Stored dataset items
------------
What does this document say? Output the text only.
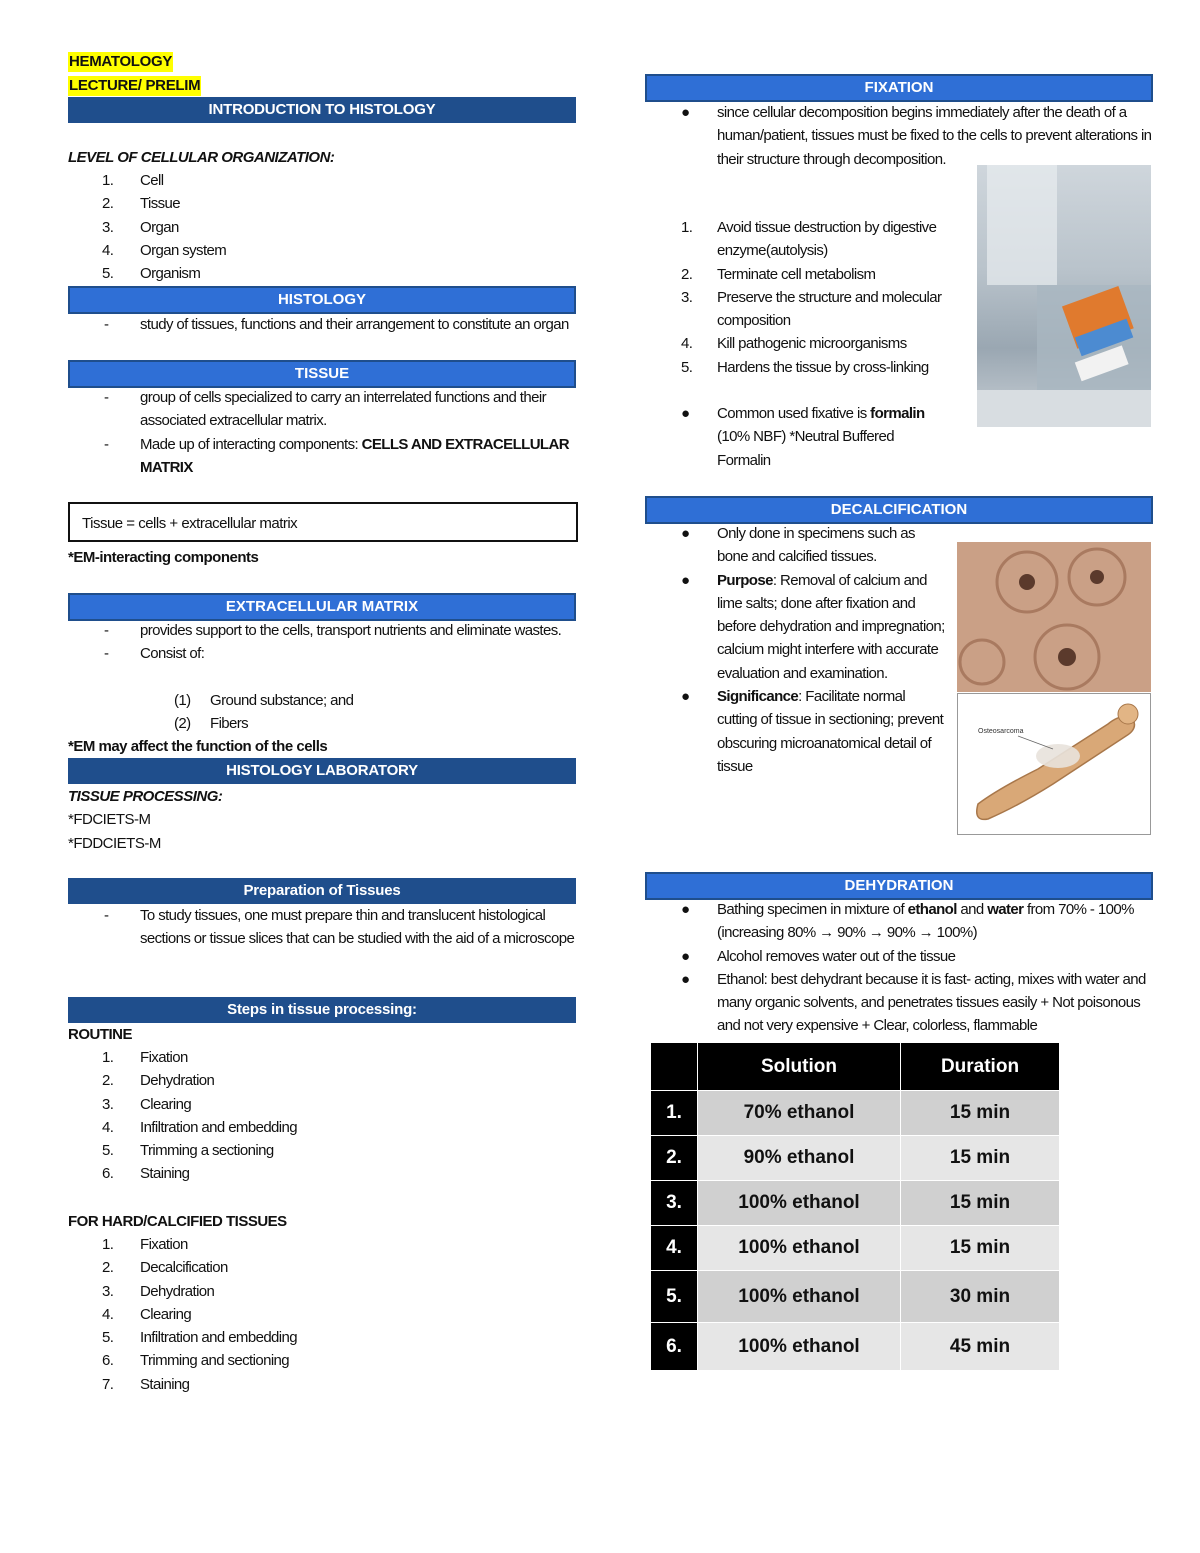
HEMATOLOGY
LECTURE/ PRELIM
INTRODUCTION TO HISTOLOGY
LEVEL OF CELLULAR ORGANIZATION:
1. Cell
2. Tissue
3. Organ
4. Organ system
5. Organism
HISTOLOGY
- study of tissues, functions and their arrangement to constitute an organ
TISSUE
- group of cells specialized to carry an interrelated functions and their associated extracellular matrix.
- Made up of interacting components: CELLS AND EXTRACELLULAR MATRIX
Tissue = cells + extracellular matrix
*EM-interacting components
EXTRACELLULAR MATRIX
- provides support to the cells, transport nutrients and eliminate wastes.
- Consist of:
(1) Ground substance; and
(2) Fibers
*EM may affect the function of the cells
HISTOLOGY LABORATORY
TISSUE PROCESSING:
*FDCIETS-M
*FDDCIETS-M
Preparation of Tissues
- To study tissues, one must prepare thin and translucent histological sections or tissue slices that can be studied with the aid of a microscope
Steps in tissue processing:
ROUTINE
1. Fixation
2. Dehydration
3. Clearing
4. Infiltration and embedding
5. Trimming a sectioning
6. Staining
FOR HARD/CALCIFIED TISSUES
1. Fixation
2. Decalcification
3. Dehydration
4. Clearing
5. Infiltration and embedding
6. Trimming and sectioning
7. Staining
FIXATION
● since cellular decomposition begins immediately after the death of a human/patient, tissues must be fixed to the cells to prevent alterations in their structure through decomposition.
1. Avoid tissue destruction by digestive enzyme(autolysis)
2. Terminate cell metabolism
3. Preserve the structure and molecular composition
4. Kill pathogenic microorganisms
5. Hardens the tissue by cross-linking
● Common used fixative is formalin (10% NBF) *Neutral Buffered Formalin
DECALCIFICATION
● Only done in specimens such as bone and calcified tissues.
● Purpose: Removal of calcium and lime salts; done after fixation and before dehydration and impregnation; calcium might interfere with accurate evaluation and examination.
● Significance: Facilitate normal cutting of tissue in sectioning; prevent obscuring microanatomical detail of tissue
Osteosarcoma
DEHYDRATION
● Bathing specimen in mixture of ethanol and water from 70% - 100% (increasing 80% → 90% → 90% → 100%)
● Alcohol removes water out of the tissue
● Ethanol: best dehydrant because it is fast- acting, mixes with water and many organic solvents, and penetrates tissues easily + Not poisonous and not very expensive + Clear, colorless, flammable
	Solution	Duration
1.	70% ethanol	15 min
2.	90% ethanol	15 min
3.	100% ethanol	15 min
4.	100% ethanol	15 min
5.	100% ethanol	30 min
6.	100% ethanol	45 min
------------
Copy each line from the data above that includes "study".

■ **Reply**:
- study of tissues, functions and their arrangement to constitute an organ
- To study tissues, one must prepare thin and translucent histological sections or tissue slices that can be studied with the aid of a microscope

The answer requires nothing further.